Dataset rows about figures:
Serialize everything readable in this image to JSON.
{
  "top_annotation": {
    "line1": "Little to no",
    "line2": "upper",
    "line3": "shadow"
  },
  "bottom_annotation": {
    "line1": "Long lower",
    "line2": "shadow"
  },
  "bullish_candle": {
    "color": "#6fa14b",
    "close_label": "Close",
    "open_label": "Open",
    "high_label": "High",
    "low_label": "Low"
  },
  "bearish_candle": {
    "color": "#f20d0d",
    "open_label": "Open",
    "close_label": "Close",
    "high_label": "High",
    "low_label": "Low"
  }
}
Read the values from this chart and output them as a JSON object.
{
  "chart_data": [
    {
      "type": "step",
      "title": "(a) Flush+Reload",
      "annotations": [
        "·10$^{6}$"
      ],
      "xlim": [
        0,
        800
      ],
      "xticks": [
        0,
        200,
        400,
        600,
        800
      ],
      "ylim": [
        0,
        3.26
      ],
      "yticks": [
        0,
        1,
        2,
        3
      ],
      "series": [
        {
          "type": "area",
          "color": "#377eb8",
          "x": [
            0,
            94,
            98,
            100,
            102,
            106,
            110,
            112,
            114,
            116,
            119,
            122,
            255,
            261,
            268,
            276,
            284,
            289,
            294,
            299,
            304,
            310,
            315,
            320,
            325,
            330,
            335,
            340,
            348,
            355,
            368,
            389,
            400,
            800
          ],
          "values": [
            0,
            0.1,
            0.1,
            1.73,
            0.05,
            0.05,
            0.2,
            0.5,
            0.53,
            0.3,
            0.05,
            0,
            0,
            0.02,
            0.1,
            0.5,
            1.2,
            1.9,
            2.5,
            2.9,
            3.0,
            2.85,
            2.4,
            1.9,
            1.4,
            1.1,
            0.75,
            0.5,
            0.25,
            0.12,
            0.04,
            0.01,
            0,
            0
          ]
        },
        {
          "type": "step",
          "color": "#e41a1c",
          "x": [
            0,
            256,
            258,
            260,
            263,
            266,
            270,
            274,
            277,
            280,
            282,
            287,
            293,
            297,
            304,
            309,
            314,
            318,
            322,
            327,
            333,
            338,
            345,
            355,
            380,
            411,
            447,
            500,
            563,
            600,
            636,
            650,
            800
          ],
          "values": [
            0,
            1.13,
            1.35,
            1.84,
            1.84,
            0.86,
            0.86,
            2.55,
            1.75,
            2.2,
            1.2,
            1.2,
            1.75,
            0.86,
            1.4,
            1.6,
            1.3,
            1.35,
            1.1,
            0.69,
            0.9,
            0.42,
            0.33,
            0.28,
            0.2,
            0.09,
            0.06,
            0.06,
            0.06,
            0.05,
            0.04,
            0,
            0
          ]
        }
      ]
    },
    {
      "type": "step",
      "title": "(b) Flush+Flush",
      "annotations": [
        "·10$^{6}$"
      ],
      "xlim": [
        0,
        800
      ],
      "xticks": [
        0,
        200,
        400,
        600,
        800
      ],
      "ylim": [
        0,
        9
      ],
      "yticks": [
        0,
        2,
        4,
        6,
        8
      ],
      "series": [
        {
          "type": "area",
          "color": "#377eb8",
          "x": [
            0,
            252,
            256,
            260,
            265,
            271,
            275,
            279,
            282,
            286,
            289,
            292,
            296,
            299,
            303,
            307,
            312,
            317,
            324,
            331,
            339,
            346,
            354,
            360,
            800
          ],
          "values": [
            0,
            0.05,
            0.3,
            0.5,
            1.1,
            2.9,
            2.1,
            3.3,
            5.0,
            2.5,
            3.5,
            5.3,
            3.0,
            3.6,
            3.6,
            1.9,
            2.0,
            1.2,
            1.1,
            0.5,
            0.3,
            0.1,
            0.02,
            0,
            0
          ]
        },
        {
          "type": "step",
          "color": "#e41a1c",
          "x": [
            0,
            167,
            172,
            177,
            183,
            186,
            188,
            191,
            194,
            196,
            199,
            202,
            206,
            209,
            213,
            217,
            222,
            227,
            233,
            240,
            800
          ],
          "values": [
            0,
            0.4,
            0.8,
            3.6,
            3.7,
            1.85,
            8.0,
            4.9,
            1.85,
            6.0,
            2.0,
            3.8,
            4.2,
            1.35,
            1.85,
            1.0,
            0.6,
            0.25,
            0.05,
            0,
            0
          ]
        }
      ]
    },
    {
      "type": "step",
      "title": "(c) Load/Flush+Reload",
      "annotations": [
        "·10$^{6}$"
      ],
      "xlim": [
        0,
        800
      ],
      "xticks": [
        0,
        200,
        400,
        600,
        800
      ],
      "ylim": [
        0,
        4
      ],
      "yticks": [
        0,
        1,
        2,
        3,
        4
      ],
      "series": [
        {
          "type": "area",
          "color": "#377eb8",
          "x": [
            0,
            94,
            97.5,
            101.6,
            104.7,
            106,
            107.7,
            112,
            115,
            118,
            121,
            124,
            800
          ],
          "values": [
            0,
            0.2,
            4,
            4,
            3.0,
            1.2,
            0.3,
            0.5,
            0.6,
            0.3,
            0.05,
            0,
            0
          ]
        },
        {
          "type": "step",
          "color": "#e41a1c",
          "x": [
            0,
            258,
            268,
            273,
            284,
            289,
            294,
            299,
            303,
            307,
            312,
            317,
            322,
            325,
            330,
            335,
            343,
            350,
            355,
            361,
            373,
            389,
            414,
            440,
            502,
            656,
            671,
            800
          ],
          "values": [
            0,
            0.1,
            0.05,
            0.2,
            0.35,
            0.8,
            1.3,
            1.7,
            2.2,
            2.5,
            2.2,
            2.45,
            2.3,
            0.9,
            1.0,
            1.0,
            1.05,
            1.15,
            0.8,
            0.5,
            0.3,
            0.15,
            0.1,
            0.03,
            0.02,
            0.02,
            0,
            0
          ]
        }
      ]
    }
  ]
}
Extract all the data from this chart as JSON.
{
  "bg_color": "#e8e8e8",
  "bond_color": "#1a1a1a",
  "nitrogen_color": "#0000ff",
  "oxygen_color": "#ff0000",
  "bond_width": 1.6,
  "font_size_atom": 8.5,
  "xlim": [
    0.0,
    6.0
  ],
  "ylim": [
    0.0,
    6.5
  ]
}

**To be done**
Type out the whole listing above again, exactly as it stands.

**Solution for this problem**
Serialize everything readable in this image to JSON.
{
  "top_annotation": {
    "line1": "Little to no",
    "line2": "upper",
    "line3": "shadow"
  },
  "bottom_annotation": {
    "line1": "Long lower",
    "line2": "shadow"
  },
  "bullish_candle": {
    "color": "#6fa14b",
    "close_label": "Close",
    "open_label": "Open",
    "high_label": "High",
    "low_label": "Low"
  },
  "bearish_candle": {
    "color": "#f20d0d",
    "open_label": "Open",
    "close_label": "Close",
    "high_label": "High",
    "low_label": "Low"
  }
}
Read the values from this chart and output them as a JSON object.
{
  "chart_data": [
    {
      "type": "step",
      "title": "(a) Flush+Reload",
      "annotations": [
        "·10$^{6}$"
      ],
      "xlim": [
        0,
        800
      ],
      "xticks": [
        0,
        200,
        400,
        600,
        800
      ],
      "ylim": [
        0,
        3.26
      ],
      "yticks": [
        0,
        1,
        2,
        3
      ],
      "series": [
        {
          "type": "area",
          "color": "#377eb8",
          "x": [
            0,
            94,
            98,
            100,
            102,
            106,
            110,
            112,
            114,
            116,
            119,
            122,
            255,
            261,
            268,
            276,
            284,
            289,
            294,
            299,
            304,
            310,
            315,
            320,
            325,
            330,
            335,
            340,
            348,
            355,
            368,
            389,
            400,
            800
          ],
          "values": [
            0,
            0.1,
            0.1,
            1.73,
            0.05,
            0.05,
            0.2,
            0.5,
            0.53,
            0.3,
            0.05,
            0,
            0,
            0.02,
            0.1,
            0.5,
            1.2,
            1.9,
            2.5,
            2.9,
            3.0,
            2.85,
            2.4,
            1.9,
            1.4,
            1.1,
            0.75,
            0.5,
            0.25,
            0.12,
            0.04,
            0.01,
            0,
            0
          ]
        },
        {
          "type": "step",
          "color": "#e41a1c",
          "x": [
            0,
            256,
            258,
            260,
            263,
            266,
            270,
            274,
            277,
            280,
            282,
            287,
            293,
            297,
            304,
            309,
            314,
            318,
            322,
            327,
            333,
            338,
            345,
            355,
            380,
            411,
            447,
            500,
            563,
            600,
            636,
            650,
            800
          ],
          "values": [
            0,
            1.13,
            1.35,
            1.84,
            1.84,
            0.86,
            0.86,
            2.55,
            1.75,
            2.2,
            1.2,
            1.2,
            1.75,
            0.86,
            1.4,
            1.6,
            1.3,
            1.35,
            1.1,
            0.69,
            0.9,
            0.42,
            0.33,
            0.28,
            0.2,
            0.09,
            0.06,
            0.06,
            0.06,
            0.05,
            0.04,
            0,
            0
          ]
        }
      ]
    },
    {
      "type": "step",
      "title": "(b) Flush+Flush",
      "annotations": [
        "·10$^{6}$"
      ],
      "xlim": [
        0,
        800
      ],
      "xticks": [
        0,
        200,
        400,
        600,
        800
      ],
      "ylim": [
        0,
        9
      ],
      "yticks": [
        0,
        2,
        4,
        6,
        8
      ],
      "series": [
        {
          "type": "area",
          "color": "#377eb8",
          "x": [
            0,
            252,
            256,
            260,
            265,
            271,
            275,
            279,
            282,
            286,
            289,
            292,
            296,
            299,
            303,
            307,
            312,
            317,
            324,
            331,
            339,
            346,
            354,
            360,
            800
          ],
          "values": [
            0,
            0.05,
            0.3,
            0.5,
            1.1,
            2.9,
            2.1,
            3.3,
            5.0,
            2.5,
            3.5,
            5.3,
            3.0,
            3.6,
            3.6,
            1.9,
            2.0,
            1.2,
            1.1,
            0.5,
            0.3,
            0.1,
            0.02,
            0,
            0
          ]
        },
        {
          "type": "step",
          "color": "#e41a1c",
          "x": [
            0,
            167,
            172,
            177,
            183,
            186,
            188,
            191,
            194,
            196,
            199,
            202,
            206,
            209,
            213,
            217,
            222,
            227,
            233,
            240,
            800
          ],
          "values": [
            0,
            0.4,
            0.8,
            3.6,
            3.7,
            1.85,
            8.0,
            4.9,
            1.85,
            6.0,
            2.0,
            3.8,
            4.2,
            1.35,
            1.85,
            1.0,
            0.6,
            0.25,
            0.05,
            0,
            0
          ]
        }
      ]
    },
    {
      "type": "step",
      "title": "(c) Load/Flush+Reload",
      "annotations": [
        "·10$^{6}$"
      ],
      "xlim": [
        0,
        800
      ],
      "xticks": [
        0,
        200,
        400,
        600,
        800
      ],
      "ylim": [
        0,
        4
      ],
      "yticks": [
        0,
        1,
        2,
        3,
        4
      ],
      "series": [
        {
          "type": "area",
          "color": "#377eb8",
          "x": [
            0,
            94,
            97.5,
            101.6,
            104.7,
            106,
            107.7,
            112,
            115,
            118,
            121,
            124,
            800
          ],
          "values": [
            0,
            0.2,
            4,
            4,
            3.0,
            1.2,
            0.3,
            0.5,
            0.6,
            0.3,
            0.05,
            0,
            0
          ]
        },
        {
          "type": "step",
          "color": "#e41a1c",
          "x": [
            0,
            258,
            268,
            273,
            284,
            289,
            294,
            299,
            303,
            307,
            312,
            317,
            322,
            325,
            330,
            335,
            343,
            350,
            355,
            361,
            373,
            389,
            414,
            440,
            502,
            656,
            671,
            800
          ],
          "values": [
            0,
            0.1,
            0.05,
            0.2,
            0.35,
            0.8,
            1.3,
            1.7,
            2.2,
            2.5,
            2.2,
            2.45,
            2.3,
            0.9,
            1.0,
            1.0,
            1.05,
            1.15,
            0.8,
            0.5,
            0.3,
            0.15,
            0.1,
            0.03,
            0.02,
            0.02,
            0,
            0
          ]
        }
      ]
    }
  ]
}
Extract all the data from this chart as JSON.
{
  "bg_color": "#e8e8e8",
  "bond_color": "#1a1a1a",
  "nitrogen_color": "#0000ff",
  "oxygen_color": "#ff0000",
  "bond_width": 1.6,
  "font_size_atom": 8.5,
  "xlim": [
    0.0,
    6.0
  ],
  "ylim": [
    0.0,
    6.5
  ]
}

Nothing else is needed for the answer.